»»

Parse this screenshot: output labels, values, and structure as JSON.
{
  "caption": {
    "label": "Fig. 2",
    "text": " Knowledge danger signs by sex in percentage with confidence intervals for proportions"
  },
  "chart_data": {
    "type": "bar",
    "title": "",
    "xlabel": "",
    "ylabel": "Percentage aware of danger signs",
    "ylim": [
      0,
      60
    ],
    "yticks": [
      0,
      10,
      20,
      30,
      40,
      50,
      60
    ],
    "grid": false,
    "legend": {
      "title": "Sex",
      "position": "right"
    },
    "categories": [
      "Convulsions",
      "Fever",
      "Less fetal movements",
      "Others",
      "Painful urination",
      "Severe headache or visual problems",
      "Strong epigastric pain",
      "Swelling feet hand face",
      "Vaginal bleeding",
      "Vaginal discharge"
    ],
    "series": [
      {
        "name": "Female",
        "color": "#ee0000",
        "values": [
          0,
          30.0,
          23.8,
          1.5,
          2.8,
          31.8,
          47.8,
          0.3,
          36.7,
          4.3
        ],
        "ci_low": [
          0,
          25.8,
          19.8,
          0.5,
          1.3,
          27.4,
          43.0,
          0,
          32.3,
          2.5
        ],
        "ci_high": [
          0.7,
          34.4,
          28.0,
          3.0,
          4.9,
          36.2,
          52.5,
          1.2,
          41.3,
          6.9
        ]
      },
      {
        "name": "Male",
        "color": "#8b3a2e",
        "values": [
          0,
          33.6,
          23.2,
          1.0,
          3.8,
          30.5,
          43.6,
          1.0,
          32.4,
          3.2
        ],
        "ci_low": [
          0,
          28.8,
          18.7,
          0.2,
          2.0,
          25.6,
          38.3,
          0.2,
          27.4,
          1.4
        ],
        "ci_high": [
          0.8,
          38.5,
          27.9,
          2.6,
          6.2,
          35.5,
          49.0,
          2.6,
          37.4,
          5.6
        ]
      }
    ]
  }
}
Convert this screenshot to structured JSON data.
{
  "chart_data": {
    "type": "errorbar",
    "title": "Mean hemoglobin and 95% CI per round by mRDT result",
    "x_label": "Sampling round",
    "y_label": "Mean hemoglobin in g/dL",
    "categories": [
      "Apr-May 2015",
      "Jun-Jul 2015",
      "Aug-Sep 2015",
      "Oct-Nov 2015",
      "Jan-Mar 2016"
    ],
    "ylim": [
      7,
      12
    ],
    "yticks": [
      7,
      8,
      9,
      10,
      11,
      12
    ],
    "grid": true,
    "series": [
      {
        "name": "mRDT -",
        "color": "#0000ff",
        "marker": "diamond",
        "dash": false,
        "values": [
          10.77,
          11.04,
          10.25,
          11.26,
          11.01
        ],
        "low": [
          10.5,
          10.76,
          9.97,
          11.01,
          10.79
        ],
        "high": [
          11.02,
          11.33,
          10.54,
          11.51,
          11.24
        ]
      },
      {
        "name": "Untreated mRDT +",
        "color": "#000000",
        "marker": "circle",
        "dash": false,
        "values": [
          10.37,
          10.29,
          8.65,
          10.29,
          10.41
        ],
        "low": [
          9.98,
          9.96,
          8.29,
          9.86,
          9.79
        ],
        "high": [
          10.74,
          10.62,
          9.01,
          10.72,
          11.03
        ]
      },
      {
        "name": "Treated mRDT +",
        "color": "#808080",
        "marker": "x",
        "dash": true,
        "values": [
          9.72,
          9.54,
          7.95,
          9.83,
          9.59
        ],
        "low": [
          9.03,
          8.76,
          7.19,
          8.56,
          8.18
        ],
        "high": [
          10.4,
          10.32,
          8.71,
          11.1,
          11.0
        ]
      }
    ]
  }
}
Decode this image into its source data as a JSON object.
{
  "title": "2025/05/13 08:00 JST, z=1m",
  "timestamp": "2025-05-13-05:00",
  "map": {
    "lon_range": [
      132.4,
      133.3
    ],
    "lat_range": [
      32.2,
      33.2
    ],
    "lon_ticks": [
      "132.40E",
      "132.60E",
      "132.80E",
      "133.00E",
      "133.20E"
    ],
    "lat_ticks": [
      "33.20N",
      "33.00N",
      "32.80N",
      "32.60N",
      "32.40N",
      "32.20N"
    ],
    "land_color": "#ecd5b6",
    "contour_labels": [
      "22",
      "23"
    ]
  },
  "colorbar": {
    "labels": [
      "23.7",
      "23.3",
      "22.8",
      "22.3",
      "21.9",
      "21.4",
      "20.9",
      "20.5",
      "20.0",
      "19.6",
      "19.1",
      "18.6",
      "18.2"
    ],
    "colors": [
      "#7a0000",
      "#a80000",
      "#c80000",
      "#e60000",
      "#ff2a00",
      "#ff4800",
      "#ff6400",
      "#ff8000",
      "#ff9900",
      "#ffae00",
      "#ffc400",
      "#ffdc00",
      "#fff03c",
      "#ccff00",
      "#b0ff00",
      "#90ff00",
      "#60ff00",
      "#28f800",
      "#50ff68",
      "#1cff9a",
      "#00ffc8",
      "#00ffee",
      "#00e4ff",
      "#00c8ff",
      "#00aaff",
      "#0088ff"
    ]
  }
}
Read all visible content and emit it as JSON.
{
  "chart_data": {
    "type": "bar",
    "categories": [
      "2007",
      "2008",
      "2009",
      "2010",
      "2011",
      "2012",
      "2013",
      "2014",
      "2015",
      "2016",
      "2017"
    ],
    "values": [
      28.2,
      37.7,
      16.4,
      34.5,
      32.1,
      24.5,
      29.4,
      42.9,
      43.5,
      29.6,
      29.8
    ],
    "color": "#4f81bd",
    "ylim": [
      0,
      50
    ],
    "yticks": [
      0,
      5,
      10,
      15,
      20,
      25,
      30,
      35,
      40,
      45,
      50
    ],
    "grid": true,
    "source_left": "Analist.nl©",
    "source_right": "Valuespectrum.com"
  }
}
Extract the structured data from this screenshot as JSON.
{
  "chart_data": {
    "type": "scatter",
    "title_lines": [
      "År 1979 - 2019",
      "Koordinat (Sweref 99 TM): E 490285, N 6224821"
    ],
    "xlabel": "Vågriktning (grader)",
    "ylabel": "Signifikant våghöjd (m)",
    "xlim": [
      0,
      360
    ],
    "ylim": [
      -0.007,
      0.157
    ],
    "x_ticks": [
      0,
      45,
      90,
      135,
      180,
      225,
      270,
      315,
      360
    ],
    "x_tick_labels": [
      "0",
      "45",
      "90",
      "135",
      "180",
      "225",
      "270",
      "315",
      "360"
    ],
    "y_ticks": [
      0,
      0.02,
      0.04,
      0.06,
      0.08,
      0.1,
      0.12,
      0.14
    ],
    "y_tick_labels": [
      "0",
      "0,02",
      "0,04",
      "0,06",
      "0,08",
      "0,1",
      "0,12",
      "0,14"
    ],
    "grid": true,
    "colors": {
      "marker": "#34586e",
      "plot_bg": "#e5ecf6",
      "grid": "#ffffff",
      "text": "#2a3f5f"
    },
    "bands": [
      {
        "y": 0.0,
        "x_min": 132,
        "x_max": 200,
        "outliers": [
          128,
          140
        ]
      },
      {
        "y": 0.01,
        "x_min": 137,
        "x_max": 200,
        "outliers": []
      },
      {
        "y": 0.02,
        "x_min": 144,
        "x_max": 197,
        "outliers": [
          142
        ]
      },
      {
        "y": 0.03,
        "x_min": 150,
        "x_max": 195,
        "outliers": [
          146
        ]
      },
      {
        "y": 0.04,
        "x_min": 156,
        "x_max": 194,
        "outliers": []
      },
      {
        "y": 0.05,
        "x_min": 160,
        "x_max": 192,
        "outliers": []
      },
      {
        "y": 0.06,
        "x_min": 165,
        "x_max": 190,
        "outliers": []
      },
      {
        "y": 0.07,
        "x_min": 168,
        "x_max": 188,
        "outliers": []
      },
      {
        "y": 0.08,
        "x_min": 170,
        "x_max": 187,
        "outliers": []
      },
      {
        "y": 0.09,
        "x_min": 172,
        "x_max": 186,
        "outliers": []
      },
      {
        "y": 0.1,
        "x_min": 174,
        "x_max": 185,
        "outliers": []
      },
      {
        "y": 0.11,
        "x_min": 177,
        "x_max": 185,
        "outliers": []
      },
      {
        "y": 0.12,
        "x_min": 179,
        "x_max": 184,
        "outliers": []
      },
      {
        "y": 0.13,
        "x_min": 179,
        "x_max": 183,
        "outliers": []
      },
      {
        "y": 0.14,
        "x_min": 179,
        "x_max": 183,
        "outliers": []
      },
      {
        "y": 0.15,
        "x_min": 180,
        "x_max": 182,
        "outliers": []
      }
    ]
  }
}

««

[Set task] Copy every line in the listing above where the string "round" turns up.

[Answer to this task]
    "title": "Mean hemoglobin and 95% CI per round by mRDT result",
    "x_label": "Sampling round",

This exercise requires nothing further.